§ **ESERCIZI DA SVOLGERE**:
A – Trascrivi dal testo sull'antifascismo la parte che si apre con le parole contenenti "Dovremmo dunque interrogarci, ogni" e si chiude con "con quella minuscola.".
B – Riprendi il testo sull'antifascismo e scrivine il seguito dopo l'ultima frase.

§ **TESTO DEL DOCUMENTO**:
━━━━

Sintetizzando: mentre il Fascismo (maiuscolo) non esiste più e mai potrà più esistere, se non sotto le mutate spoglie di possibili Neofascismi, il fascismo (minuscolo) è invece bello vivo e lotta contro di noi. È vivissimo in questo preciso momento in Russia, facile esempio. Ma non certamente in Italia, dove può tutt’al più ritrovarsene una nostalgica traccia tra qualche vecchio collezionista di antichi busti, folcloristico ed innocuo reperto come può esserlo il pur vistoso obelisco «DUX» al Foro Italico. 

Dovremmo dunque interrogarci, ogni qual volta risuoni l’aggettivo «antifascista», se lo si debba intendere con l’iniziale maiuscola o con quella minuscola. 

Se con la maiuscola, si tratta di una parola priva di senso nell’Italia attuale: manifestare contro un Fascismo defunto sarebbe come veder scendere i Francesi in piazza per inneggiare contro Napoleone, o gli Spagnoli contro il generalissimo Franco. Combattere contro i morti è un vincere facile. È un «camminare con la testa girata all’indietro», come gli zombie, magari illudendosi di andare avanti, come ogni autentico progressista al contrario vorrebbe.

Se con la minuscola, si tratta di una nobilissima idea che tuttavia, in una Repubblica saldamente fondata su una Costituzione che quel pensiero esplicitamente condanna e ripudia, non ha alcuna necessità di essere periodicamente urlata in piazza portando in processione simboli, idoli e parole di settantotto anni fa: quando la lotta era ancora contro il Fascismo (maiuscolo) e non contro un fascismo (minuscolo) assai meno visibile oggi in Italia che non in altre parti dell’Occidente di ben più antica tradizione democratica. Non essendo immaginabile, in quel di Roma, un Trump sbraitante che guida un assalto armato al Parlamento. 

Se l’Italia migliore, quella che l’antifascismo l’ha così tanto radicato nel cuore da non sentir l’esigenza di doverlo periodicamente strillare al mondo, volesse porre le basi per un’autentica e definitiva riconciliazione, che rinchiuda nelle sue tombe il Fascismo maiuscolo e quotidianamente combatta contro ogni manifestazione del minuscolo, dovrebbe avere il coraggio di farsi promotrice di una concreta quanto urgente proposta. Occorre colmare una storica mancanza. Occorre dar vita in Italia a un Museo Nazionale del Fascismo (maiuscolo), con organi direttivi di estrazione universitaria e un comitato di Garanti di natura parlamentare, coordinato con i musei della Resistenza già presenti sul territorio.

━━━━

§ **DATI FORNITI**:
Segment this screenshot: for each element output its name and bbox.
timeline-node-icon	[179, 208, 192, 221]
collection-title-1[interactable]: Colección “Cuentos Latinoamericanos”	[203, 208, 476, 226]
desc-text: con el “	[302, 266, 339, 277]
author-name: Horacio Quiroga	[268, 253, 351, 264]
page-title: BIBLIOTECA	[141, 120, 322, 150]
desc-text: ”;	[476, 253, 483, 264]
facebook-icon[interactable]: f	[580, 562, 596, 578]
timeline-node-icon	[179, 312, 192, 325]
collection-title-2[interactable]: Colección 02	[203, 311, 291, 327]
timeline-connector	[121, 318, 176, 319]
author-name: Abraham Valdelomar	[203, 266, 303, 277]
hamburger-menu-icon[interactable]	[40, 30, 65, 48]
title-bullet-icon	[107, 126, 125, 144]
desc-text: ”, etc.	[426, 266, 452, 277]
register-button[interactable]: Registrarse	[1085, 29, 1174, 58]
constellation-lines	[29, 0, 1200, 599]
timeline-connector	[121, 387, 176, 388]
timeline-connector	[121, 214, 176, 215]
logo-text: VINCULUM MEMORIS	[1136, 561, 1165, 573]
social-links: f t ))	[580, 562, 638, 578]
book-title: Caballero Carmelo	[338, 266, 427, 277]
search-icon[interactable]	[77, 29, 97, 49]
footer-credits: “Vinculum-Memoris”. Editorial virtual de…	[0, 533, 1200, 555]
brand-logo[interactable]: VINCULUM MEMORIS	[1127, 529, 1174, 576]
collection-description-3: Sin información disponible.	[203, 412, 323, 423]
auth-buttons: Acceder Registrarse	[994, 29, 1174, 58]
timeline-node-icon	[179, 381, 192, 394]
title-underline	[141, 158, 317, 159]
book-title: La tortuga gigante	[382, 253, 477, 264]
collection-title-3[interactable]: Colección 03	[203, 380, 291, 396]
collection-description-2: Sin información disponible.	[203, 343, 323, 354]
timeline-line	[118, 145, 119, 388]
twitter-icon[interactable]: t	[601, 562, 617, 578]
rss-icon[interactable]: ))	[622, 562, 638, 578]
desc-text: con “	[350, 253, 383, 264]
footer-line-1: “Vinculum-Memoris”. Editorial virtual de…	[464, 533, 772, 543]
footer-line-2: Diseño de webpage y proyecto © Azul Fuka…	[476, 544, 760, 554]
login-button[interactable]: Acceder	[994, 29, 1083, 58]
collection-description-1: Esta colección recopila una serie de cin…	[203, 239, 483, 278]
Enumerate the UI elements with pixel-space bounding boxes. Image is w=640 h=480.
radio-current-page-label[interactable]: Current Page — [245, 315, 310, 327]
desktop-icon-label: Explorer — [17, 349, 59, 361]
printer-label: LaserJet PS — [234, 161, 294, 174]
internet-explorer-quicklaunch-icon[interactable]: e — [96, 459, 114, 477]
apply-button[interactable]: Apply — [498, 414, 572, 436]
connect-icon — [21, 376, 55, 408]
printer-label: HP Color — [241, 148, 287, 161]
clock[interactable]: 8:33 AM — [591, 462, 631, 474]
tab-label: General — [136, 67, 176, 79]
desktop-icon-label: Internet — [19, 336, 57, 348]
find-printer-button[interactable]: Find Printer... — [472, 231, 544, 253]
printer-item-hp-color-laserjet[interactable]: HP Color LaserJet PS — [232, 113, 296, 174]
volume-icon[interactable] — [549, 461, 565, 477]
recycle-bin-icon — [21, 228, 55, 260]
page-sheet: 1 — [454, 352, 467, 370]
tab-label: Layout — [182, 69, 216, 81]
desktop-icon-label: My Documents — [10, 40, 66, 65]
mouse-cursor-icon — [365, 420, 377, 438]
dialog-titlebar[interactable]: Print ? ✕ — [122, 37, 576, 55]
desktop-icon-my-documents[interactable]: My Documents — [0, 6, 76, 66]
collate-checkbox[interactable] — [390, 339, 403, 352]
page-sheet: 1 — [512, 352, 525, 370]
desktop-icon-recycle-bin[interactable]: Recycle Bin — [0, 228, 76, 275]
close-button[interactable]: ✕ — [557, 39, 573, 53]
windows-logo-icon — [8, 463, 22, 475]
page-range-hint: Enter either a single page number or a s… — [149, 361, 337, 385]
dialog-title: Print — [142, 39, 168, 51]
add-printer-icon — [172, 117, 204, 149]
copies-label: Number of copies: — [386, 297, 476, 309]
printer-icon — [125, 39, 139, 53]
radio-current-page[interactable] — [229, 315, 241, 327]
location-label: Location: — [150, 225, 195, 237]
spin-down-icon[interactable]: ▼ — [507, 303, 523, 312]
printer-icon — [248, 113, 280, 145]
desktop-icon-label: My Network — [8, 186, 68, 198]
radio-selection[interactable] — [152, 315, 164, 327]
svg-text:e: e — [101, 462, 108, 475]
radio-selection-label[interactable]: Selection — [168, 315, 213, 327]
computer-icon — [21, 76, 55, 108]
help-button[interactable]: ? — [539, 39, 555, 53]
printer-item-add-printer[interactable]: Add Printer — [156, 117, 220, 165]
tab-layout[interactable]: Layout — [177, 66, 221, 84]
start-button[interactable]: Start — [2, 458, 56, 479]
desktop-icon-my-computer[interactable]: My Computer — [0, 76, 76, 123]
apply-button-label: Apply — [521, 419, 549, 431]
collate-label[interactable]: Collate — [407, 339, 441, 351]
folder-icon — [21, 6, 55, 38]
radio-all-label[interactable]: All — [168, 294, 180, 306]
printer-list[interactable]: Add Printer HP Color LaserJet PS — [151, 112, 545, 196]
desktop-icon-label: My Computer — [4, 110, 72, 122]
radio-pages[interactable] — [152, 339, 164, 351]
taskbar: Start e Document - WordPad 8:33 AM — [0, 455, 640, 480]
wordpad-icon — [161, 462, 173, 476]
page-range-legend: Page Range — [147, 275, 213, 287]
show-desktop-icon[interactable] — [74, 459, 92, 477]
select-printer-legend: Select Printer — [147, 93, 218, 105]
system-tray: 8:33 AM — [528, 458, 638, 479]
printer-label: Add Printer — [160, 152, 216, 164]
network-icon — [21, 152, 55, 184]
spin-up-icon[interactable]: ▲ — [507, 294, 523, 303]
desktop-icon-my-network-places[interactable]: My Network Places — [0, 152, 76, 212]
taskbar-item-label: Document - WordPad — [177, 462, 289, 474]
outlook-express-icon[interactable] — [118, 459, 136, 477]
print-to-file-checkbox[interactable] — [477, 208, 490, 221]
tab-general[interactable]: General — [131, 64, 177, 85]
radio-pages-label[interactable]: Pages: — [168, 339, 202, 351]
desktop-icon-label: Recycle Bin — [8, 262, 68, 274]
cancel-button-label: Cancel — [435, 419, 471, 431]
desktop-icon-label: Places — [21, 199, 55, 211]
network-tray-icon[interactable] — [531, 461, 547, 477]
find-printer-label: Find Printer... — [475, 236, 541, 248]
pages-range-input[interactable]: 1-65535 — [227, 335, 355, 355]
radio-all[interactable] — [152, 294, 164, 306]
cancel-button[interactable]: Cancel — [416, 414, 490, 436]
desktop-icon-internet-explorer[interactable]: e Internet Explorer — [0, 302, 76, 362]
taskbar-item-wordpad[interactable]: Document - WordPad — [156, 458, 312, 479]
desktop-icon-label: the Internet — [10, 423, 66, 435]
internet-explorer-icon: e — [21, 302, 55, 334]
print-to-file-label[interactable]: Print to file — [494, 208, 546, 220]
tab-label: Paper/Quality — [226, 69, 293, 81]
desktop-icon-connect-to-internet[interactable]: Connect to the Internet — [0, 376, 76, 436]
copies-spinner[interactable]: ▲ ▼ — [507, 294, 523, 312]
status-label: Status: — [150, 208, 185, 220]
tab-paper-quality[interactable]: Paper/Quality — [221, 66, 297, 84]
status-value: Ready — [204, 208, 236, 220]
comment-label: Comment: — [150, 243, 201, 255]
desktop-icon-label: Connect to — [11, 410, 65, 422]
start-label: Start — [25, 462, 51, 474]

━━━━

§ **RISPOSTE PER PUNTO**:
A –
Dovremmo dunque interrogarci, ogni qual volta risuoni l’aggettivo «antifascista», se lo si debba intendere con l’iniziale maiuscola o con quella minuscola.

B –
Senza un Museo, il Fascismo mai potrà diventare «roba da museo». È un atto insieme di pubblica igiene e di umana pietà dar sepoltura a un cadavere ancora dissepolto. 

La Germania lo ha fatto. Più di cento musei, dai campi di concentramento alle istituzioni commemorative ebraiche, consentono ai visitatori di entrare in diretto contatto con gli orrori di un’epoca che persone meno documentate potrebbero idealizzare, se non ci fossero questi luoghi dove vederla invece materializzare.

Dove mai oggi, in Italia, una scolaresca potrebbe vedere e toccare con mano i crimini e i disastri del ventennio, le celle, le ossa, gli strumenti di tortura, le miniere dei forzati, l’odio di razza, le divise dei sabati fascisti, la censura, i fiaschi d’olio di ricino, il mondo estromesso dai confini nazionali, l’arte e la musica negata?

Visitare Auschwitz ed osservare con i propri occhi i sacchi di sabbia destinati alle trincee, tessuti coi capelli rubati a donne innocenti imprigionate ed uccise, grida con voce più forte di cento libri a stampa, di mille pellicole cinematografiche. 

Nella medesima lingua – quella degli oggetti, delle prove inequivocabili e tangibili – l’Italia dovrebbe narrare il Fascismo alle vecchie e nuove generazioni. Rinunciare a farlo, è come spazzar via sotto il tappeto vent’anni di Storia tra i più significanti: non solo per il Paese, ma per il mondo. 

Celebrare i futuri 25 Aprile visitando uno dei tanti Musei del Fascismo, piuttosto che fustigarsi per strada e lordare di vernice le vetrine delle banche, quello sì sarebbe un «camminare guardando in avanti». Misurandosi con la tragica realtà degli oggetti esposti, che non mentono mai, piuttosto che con le parole, che ciascuno cucina invece a proprio gusto. 

Sarebbero luoghi dove unirsi, anziché dividersi. E il posto giusto dove seppellire una volta per tutte i maleodoranti resti dell’ingombrante antenato. Diventato, infine, «roba da museo».